Extracted records:

========================================

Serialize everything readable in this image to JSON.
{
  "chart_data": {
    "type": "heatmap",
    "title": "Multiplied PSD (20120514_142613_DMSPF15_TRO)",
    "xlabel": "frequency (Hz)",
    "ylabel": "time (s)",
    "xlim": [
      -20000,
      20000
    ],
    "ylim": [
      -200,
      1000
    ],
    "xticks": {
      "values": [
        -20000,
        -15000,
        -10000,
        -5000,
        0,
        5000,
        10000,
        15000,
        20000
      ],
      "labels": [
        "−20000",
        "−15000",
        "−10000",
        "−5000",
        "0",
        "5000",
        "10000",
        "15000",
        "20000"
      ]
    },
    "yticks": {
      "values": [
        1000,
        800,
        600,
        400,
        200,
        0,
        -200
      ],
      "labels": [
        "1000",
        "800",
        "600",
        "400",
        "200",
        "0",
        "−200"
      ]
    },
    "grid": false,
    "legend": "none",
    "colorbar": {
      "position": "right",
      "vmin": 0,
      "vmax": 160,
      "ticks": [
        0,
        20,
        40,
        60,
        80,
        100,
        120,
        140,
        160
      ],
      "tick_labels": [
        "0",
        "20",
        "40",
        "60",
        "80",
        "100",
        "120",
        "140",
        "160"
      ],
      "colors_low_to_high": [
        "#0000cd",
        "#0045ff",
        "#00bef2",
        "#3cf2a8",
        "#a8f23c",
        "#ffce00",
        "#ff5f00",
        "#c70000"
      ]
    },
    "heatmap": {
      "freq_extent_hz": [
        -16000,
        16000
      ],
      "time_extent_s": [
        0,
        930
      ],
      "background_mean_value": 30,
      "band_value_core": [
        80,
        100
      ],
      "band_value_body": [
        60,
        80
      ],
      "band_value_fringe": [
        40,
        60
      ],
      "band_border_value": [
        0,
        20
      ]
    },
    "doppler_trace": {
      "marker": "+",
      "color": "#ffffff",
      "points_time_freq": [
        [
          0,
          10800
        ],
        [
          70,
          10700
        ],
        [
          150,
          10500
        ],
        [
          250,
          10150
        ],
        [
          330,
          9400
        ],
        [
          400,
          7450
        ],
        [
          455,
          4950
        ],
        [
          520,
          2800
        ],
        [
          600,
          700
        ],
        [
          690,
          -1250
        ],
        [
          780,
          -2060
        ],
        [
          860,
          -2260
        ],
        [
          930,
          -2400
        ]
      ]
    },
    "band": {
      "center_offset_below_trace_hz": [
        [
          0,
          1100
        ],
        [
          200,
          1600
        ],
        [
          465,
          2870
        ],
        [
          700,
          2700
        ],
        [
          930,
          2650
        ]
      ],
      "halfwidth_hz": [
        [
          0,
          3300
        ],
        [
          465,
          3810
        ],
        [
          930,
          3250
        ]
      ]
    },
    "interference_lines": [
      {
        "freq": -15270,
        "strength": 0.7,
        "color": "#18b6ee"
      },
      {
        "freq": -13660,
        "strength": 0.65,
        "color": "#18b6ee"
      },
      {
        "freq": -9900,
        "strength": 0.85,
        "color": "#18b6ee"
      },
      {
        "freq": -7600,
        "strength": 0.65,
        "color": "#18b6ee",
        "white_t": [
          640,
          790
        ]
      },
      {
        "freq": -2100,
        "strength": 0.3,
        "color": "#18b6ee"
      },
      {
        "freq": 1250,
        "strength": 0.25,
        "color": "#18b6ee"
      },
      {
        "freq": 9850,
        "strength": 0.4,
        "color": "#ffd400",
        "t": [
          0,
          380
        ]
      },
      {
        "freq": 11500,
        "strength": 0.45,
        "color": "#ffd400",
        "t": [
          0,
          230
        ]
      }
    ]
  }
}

========================================

[Instructions to follow]: Repeat every line of the records above exactly.

[Solution to this exercise]:
Serialize everything readable in this image to JSON.
{
  "chart_data": {
    "type": "heatmap",
    "title": "Multiplied PSD (20120514_142613_DMSPF15_TRO)",
    "xlabel": "frequency (Hz)",
    "ylabel": "time (s)",
    "xlim": [
      -20000,
      20000
    ],
    "ylim": [
      -200,
      1000
    ],
    "xticks": {
      "values": [
        -20000,
        -15000,
        -10000,
        -5000,
        0,
        5000,
        10000,
        15000,
        20000
      ],
      "labels": [
        "−20000",
        "−15000",
        "−10000",
        "−5000",
        "0",
        "5000",
        "10000",
        "15000",
        "20000"
      ]
    },
    "yticks": {
      "values": [
        1000,
        800,
        600,
        400,
        200,
        0,
        -200
      ],
      "labels": [
        "1000",
        "800",
        "600",
        "400",
        "200",
        "0",
        "−200"
      ]
    },
    "grid": false,
    "legend": "none",
    "colorbar": {
      "position": "right",
      "vmin": 0,
      "vmax": 160,
      "ticks": [
        0,
        20,
        40,
        60,
        80,
        100,
        120,
        140,
        160
      ],
      "tick_labels": [
        "0",
        "20",
        "40",
        "60",
        "80",
        "100",
        "120",
        "140",
        "160"
      ],
      "colors_low_to_high": [
        "#0000cd",
        "#0045ff",
        "#00bef2",
        "#3cf2a8",
        "#a8f23c",
        "#ffce00",
        "#ff5f00",
        "#c70000"
      ]
    },
    "heatmap": {
      "freq_extent_hz": [
        -16000,
        16000
      ],
      "time_extent_s": [
        0,
        930
      ],
      "background_mean_value": 30,
      "band_value_core": [
        80,
        100
      ],
      "band_value_body": [
        60,
        80
      ],
      "band_value_fringe": [
        40,
        60
      ],
      "band_border_value": [
        0,
        20
      ]
    },
    "doppler_trace": {
      "marker": "+",
      "color": "#ffffff",
      "points_time_freq": [
        [
          0,
          10800
        ],
        [
          70,
          10700
        ],
        [
          150,
          10500
        ],
        [
          250,
          10150
        ],
        [
          330,
          9400
        ],
        [
          400,
          7450
        ],
        [
          455,
          4950
        ],
        [
          520,
          2800
        ],
        [
          600,
          700
        ],
        [
          690,
          -1250
        ],
        [
          780,
          -2060
        ],
        [
          860,
          -2260
        ],
        [
          930,
          -2400
        ]
      ]
    },
    "band": {
      "center_offset_below_trace_hz": [
        [
          0,
          1100
        ],
        [
          200,
          1600
        ],
        [
          465,
          2870
        ],
        [
          700,
          2700
        ],
        [
          930,
          2650
        ]
      ],
      "halfwidth_hz": [
        [
          0,
          3300
        ],
        [
          465,
          3810
        ],
        [
          930,
          3250
        ]
      ]
    },
    "interference_lines": [
      {
        "freq": -15270,
        "strength": 0.7,
        "color": "#18b6ee"
      },
      {
        "freq": -13660,
        "strength": 0.65,
        "color": "#18b6ee"
      },
      {
        "freq": -9900,
        "strength": 0.85,
        "color": "#18b6ee"
      },
      {
        "freq": -7600,
        "strength": 0.65,
        "color": "#18b6ee",
        "white_t": [
          640,
          790
        ]
      },
      {
        "freq": -2100,
        "strength": 0.3,
        "color": "#18b6ee"
      },
      {
        "freq": 1250,
        "strength": 0.25,
        "color": "#18b6ee"
      },
      {
        "freq": 9850,
        "strength": 0.4,
        "color": "#ffd400",
        "t": [
          0,
          380
        ]
      },
      {
        "freq": 11500,
        "strength": 0.45,
        "color": "#ffd400",
        "t": [
          0,
          230
        ]
      }
    ]
  }
}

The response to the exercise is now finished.